Job. Your reply should be a single number: how many lines contain the string "Excelencia".

Task inputs.
- - - - - - -

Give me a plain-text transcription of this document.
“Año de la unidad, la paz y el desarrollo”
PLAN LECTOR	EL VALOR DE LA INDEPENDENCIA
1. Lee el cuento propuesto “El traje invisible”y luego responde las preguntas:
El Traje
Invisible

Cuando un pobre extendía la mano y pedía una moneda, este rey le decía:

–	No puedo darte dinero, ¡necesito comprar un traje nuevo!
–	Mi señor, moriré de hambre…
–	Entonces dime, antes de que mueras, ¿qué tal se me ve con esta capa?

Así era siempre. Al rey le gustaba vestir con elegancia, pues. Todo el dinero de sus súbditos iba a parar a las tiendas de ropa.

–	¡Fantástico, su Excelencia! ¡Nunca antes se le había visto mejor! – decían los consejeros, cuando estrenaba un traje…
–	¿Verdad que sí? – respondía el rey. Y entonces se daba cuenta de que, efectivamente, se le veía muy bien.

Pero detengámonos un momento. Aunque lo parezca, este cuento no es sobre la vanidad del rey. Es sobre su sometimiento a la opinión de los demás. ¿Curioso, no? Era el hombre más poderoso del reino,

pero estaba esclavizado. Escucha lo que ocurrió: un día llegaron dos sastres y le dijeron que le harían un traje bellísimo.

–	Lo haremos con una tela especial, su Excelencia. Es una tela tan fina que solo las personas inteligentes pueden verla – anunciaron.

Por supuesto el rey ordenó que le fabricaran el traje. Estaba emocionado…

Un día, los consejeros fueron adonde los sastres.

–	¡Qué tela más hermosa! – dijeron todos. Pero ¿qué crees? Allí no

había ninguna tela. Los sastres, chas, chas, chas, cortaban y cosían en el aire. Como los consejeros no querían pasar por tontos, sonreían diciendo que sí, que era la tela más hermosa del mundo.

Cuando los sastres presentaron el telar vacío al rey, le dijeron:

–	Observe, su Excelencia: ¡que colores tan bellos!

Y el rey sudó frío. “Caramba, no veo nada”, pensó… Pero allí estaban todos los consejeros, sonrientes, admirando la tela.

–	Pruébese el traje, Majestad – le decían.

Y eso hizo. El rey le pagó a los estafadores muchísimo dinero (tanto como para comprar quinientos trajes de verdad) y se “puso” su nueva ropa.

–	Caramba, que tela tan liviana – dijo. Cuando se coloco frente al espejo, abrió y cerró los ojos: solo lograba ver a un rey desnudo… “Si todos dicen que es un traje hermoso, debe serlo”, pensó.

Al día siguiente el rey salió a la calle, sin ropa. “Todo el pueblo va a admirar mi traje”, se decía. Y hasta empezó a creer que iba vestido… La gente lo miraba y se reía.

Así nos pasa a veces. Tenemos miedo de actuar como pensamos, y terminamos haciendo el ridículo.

- - - - - - -

Finished exercise. 3